→ **Stored items**:
_ _ _ _ _

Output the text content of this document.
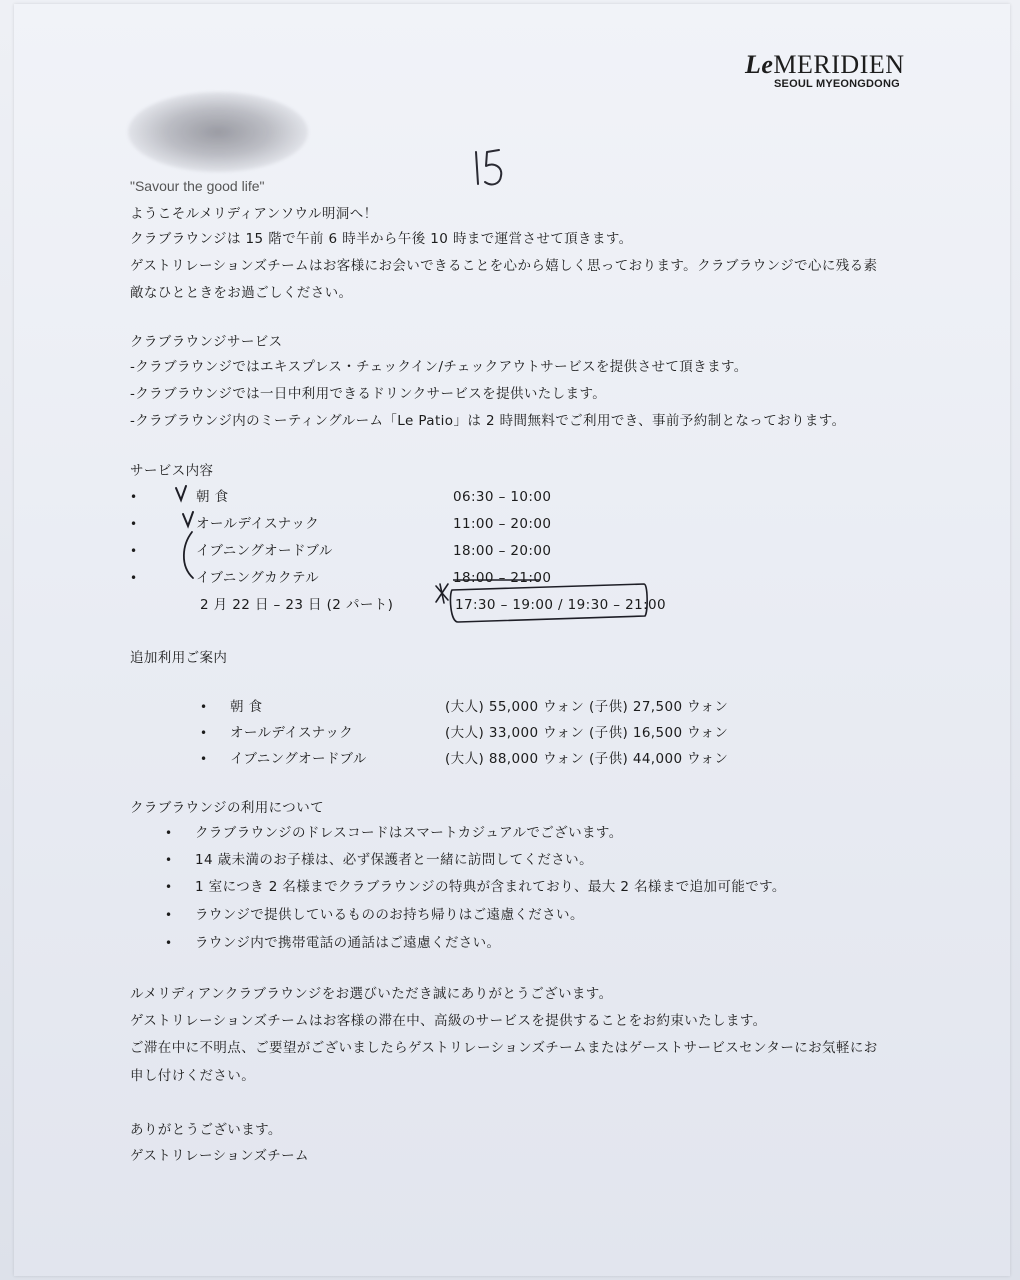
LeMERIDIEN
SEOUL MYEONGDONG
"Savour the good life"
ようこそルメリディアンソウル明洞へ！
クラブラウンジは 15 階で午前 6 時半から午後 10 時まで運営させて頂きます。
ゲストリレーションズチームはお客様にお会いできることを心から嬉しく思っております。クラブラウンジで心に残る素
敵なひとときをお過ごしください。
クラブラウンジサービス
-クラブラウンジではエキスプレス・チェックイン/チェックアウトサービスを提供させて頂きます。
-クラブラウンジでは一日中利用できるドリンクサービスを提供いたします。
-クラブラウンジ内のミーティングルーム「Le Patio」は 2 時間無料でご利用でき、事前予約制となっております。
サービス内容
•	朝 食	06:30 – 10:00
•	オールデイスナック	11:00 – 20:00
•	イブニングオードブル	18:00 – 20:00
•	イブニングカクテル	18:00 – 21:00
2 月 22 日 – 23 日 (2 パート)	17:30 – 19:00 / 19:30 – 21:00
追加利用ご案内
• 朝 食	(大人) 55,000 ウォン (子供) 27,500 ウォン
• オールデイスナック	(大人) 33,000 ウォン (子供) 16,500 ウォン
• イブニングオードブル	(大人) 88,000 ウォン (子供) 44,000 ウォン
クラブラウンジの利用について
• クラブラウンジのドレスコードはスマートカジュアルでございます。
• 14 歳未満のお子様は、必ず保護者と一緒に訪問してください。
• 1 室につき 2 名様までクラブラウンジの特典が含まれており、最大 2 名様まで追加可能です。
• ラウンジで提供しているもののお持ち帰りはご遠慮ください。
• ラウンジ内で携帯電話の通話はご遠慮ください。
ルメリディアンクラブラウンジをお選びいただき誠にありがとうございます。
ゲストリレーションズチームはお客様の滞在中、高級のサービスを提供することをお約束いたします。
ご滞在中に不明点、ご要望がございましたらゲストリレーションズチームまたはゲーストサービスセンターにお気軽にお
申し付けください。
ありがとうございます。
ゲストリレーションズチーム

_ _ _ _ _

→ **Instructions for the task**: Check each line of the entries above, and show every one holding the word "イブニングオードブル".

→ **Response below**:
•	イブニングオードブル	18:00 – 20:00
• イブニングオードブル	(大人) 88,000 ウォン (子供) 44,000 ウォン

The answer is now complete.